### To do
Output a single figure: the number of lines in which the word "likes" appears.

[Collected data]
——————
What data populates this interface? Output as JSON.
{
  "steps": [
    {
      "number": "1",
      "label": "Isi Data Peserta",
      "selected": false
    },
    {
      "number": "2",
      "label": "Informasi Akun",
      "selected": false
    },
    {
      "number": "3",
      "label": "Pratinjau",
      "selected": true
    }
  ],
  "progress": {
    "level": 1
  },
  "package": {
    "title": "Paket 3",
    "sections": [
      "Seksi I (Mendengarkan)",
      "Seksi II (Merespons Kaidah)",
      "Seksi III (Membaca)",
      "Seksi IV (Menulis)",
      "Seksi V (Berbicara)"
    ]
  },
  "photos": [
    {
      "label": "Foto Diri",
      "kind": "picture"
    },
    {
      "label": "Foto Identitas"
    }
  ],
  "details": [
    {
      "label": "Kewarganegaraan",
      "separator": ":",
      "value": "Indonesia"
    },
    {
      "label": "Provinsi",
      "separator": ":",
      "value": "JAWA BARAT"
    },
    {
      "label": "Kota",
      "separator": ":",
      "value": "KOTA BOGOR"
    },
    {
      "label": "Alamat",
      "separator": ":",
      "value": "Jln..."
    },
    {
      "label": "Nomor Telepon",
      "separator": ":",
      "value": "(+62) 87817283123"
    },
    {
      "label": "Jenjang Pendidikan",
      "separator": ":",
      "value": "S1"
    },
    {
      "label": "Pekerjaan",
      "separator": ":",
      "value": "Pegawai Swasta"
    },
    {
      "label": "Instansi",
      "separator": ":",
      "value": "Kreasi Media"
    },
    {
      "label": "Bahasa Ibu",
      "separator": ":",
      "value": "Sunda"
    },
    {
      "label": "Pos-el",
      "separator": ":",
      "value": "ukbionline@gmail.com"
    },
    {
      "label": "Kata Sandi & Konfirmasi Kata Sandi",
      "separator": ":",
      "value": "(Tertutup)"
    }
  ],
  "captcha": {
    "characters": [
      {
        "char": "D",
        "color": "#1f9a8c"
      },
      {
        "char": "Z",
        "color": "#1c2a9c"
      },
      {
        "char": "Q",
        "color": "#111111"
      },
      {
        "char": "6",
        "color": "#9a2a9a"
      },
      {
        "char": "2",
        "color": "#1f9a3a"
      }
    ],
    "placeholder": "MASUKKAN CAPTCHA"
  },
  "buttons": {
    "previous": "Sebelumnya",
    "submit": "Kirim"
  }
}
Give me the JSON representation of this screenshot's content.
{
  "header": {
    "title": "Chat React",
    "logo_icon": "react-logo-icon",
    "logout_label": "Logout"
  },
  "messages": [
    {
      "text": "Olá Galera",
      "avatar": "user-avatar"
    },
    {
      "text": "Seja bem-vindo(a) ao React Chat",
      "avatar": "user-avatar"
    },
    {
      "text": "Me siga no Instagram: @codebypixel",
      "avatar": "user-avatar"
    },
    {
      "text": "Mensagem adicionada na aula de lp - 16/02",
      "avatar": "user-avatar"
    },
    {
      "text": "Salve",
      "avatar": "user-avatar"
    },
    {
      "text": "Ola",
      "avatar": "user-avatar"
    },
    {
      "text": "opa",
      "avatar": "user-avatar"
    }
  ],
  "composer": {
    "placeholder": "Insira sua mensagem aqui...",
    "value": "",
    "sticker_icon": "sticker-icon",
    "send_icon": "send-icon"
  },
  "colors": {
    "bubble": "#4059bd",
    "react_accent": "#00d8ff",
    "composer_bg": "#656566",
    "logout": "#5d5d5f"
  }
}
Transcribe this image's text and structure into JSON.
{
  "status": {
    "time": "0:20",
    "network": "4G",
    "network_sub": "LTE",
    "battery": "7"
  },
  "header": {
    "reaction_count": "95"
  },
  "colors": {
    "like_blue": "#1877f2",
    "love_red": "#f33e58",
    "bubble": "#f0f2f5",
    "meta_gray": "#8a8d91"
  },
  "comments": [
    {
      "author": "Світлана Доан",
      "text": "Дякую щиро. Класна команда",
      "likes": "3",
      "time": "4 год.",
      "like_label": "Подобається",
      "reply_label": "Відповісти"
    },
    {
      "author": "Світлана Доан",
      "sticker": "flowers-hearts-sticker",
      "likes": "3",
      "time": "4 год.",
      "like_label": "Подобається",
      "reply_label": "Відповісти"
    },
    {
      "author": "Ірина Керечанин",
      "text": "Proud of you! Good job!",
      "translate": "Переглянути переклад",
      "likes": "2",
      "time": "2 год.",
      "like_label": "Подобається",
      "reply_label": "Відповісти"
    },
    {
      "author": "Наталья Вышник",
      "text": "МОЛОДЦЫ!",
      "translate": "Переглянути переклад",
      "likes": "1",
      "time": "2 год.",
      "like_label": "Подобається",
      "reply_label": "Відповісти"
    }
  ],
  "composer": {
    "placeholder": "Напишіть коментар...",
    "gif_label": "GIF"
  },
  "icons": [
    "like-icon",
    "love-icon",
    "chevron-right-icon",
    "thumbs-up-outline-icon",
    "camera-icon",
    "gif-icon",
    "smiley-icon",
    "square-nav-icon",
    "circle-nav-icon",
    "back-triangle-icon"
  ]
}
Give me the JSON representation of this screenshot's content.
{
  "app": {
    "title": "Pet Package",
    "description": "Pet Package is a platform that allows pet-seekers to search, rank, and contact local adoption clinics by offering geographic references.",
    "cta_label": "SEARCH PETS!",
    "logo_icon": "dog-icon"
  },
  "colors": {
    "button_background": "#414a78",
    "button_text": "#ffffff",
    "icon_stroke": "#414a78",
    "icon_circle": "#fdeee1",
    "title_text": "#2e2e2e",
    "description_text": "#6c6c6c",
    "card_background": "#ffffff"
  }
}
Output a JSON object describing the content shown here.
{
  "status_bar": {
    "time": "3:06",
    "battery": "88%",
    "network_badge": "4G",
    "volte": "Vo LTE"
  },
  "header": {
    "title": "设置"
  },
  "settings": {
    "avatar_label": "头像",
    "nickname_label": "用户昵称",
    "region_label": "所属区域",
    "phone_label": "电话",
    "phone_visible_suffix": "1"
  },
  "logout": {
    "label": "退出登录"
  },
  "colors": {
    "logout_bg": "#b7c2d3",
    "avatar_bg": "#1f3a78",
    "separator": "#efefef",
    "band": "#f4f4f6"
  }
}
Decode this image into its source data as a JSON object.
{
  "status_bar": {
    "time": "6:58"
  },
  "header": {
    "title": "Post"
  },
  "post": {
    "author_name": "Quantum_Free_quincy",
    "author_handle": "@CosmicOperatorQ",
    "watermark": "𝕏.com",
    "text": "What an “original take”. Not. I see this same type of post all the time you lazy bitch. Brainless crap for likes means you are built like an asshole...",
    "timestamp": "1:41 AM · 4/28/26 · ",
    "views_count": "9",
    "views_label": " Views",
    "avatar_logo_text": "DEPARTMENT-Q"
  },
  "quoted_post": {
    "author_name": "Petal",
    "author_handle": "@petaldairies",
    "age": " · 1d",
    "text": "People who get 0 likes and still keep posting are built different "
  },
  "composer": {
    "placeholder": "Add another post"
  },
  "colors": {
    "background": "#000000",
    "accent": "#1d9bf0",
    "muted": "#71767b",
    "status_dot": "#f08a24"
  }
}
——————
### Answer for this exercise
6